Copy out the material word for word, starting with its first line and going on through the line with "option-letter: D.: [72, 939, 86, 956]", both ends included, and output only those lines.

### Data extract

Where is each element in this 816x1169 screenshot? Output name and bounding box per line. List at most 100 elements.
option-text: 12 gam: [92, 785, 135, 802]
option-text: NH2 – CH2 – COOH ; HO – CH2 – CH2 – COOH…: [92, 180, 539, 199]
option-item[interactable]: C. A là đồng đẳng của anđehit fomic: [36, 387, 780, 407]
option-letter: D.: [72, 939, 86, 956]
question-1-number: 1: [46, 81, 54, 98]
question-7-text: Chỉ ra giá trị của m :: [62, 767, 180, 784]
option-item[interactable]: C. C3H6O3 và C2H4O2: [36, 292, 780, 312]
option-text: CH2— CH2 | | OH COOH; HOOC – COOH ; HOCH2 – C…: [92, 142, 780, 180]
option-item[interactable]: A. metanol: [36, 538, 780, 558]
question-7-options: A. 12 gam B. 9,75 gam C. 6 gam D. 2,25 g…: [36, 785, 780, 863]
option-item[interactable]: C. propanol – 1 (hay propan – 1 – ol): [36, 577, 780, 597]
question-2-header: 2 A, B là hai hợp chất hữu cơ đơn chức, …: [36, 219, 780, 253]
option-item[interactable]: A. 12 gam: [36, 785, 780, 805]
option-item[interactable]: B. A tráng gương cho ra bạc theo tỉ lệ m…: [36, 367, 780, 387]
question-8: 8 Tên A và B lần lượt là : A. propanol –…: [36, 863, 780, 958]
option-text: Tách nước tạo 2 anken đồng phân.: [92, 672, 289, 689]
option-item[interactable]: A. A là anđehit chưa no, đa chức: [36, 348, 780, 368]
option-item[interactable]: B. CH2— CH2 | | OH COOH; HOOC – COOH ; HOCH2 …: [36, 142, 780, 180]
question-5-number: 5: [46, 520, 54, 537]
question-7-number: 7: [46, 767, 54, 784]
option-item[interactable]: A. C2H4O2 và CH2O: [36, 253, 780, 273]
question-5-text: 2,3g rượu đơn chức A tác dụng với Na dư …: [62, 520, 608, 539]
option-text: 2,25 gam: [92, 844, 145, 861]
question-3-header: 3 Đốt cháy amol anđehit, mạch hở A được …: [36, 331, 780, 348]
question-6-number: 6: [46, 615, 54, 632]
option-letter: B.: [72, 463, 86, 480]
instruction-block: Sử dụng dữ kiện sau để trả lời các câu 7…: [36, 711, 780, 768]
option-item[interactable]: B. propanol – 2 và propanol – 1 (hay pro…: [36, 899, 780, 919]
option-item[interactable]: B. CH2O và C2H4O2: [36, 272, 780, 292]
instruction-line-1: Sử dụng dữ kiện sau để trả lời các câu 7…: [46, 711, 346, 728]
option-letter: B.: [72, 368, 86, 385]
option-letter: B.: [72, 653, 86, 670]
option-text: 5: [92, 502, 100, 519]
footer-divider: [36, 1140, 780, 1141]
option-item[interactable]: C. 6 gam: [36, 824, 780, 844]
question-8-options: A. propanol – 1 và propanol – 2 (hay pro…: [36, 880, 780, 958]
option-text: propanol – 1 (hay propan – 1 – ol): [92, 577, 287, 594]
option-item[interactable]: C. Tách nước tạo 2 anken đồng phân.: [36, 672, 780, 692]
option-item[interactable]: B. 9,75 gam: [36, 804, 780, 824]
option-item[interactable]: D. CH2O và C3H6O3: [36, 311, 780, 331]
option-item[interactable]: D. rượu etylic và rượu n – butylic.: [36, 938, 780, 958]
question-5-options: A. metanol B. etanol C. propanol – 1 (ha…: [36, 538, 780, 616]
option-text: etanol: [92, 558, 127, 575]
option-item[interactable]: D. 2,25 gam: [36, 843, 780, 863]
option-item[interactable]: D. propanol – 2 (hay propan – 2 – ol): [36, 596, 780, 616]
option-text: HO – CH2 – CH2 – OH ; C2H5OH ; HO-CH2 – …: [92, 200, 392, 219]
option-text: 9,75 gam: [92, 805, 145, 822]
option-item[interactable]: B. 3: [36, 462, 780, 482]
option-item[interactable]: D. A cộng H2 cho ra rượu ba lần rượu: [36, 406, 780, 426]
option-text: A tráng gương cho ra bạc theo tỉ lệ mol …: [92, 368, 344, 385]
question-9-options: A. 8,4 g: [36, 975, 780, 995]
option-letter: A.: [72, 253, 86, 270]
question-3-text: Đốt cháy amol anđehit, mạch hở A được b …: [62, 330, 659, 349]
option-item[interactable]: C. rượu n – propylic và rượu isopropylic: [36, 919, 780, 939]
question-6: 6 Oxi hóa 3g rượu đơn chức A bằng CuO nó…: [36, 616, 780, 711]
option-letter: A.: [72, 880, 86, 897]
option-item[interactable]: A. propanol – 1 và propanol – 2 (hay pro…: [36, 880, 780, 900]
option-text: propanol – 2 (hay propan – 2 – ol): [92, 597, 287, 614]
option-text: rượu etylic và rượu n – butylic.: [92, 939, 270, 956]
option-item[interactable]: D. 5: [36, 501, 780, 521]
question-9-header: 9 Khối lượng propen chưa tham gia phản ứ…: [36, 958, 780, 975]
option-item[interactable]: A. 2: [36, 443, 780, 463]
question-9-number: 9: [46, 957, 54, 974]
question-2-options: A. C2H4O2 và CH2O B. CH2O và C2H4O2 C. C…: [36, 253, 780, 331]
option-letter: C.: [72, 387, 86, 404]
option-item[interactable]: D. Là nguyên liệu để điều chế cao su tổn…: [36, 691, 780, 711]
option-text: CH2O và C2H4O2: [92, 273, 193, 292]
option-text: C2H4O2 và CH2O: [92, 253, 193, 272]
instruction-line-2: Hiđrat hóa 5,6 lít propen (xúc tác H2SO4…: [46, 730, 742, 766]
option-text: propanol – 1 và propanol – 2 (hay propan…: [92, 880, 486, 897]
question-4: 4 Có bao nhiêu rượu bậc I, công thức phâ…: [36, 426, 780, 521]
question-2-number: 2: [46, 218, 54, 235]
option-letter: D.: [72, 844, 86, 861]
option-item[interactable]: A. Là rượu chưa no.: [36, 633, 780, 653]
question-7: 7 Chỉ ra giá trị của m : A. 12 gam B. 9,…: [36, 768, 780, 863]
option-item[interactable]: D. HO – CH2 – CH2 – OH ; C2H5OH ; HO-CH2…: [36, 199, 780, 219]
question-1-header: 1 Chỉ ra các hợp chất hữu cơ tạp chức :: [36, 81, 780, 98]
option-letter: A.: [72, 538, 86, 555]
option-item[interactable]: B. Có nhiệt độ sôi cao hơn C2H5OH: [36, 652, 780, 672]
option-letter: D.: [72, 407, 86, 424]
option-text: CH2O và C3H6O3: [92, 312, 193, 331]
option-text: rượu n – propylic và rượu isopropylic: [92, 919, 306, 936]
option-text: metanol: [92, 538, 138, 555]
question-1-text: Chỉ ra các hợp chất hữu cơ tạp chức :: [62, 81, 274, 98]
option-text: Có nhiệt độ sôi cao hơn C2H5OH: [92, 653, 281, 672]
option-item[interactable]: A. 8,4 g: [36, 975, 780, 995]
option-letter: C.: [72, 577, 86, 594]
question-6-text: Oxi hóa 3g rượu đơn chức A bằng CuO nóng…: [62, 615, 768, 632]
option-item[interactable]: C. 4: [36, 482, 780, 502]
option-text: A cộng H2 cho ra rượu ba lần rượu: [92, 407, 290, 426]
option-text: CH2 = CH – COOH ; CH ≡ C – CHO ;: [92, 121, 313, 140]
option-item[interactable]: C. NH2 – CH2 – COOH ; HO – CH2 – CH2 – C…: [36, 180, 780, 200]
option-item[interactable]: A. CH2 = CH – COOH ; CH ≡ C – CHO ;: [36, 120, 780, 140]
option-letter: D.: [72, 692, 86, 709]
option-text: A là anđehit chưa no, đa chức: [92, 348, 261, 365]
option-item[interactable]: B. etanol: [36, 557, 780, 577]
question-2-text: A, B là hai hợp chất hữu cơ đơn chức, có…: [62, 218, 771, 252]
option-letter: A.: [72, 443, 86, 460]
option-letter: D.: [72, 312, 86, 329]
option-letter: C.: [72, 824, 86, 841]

######

• Complete output
Where is each element in this 816x1169 screenshot? Output name and bounding box per line. List at most 100 elements.
option-text: 12 gam: [92, 785, 135, 802]
option-text: NH2 – CH2 – COOH ; HO – CH2 – CH2 – COOH…: [92, 180, 539, 199]
option-item[interactable]: C. A là đồng đẳng của anđehit fomic: [36, 387, 780, 407]
option-letter: D.: [72, 939, 86, 956]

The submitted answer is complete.